» REQUIRED WORK: Write the material out again in full, exactly.

» ENTRIES:
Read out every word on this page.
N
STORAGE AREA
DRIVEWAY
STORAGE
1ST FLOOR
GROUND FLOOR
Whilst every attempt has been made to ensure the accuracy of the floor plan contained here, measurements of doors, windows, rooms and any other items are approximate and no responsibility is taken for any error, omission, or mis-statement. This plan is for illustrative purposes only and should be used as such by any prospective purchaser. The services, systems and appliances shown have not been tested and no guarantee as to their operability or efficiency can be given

» EXERCISE SOLUTION:
Read out every word on this page.
N
STORAGE AREA
DRIVEWAY
STORAGE
1ST FLOOR
GROUND FLOOR
Whilst every attempt has been made to ensure the accuracy of the floor plan contained here, measurements of doors, windows, rooms and any other items are approximate and no responsibility is taken for any error, omission, or mis-statement. This plan is for illustrative purposes only and should be used as such by any prospective purchaser. The services, systems and appliances shown have not been tested and no guarantee as to their operability or efficiency can be given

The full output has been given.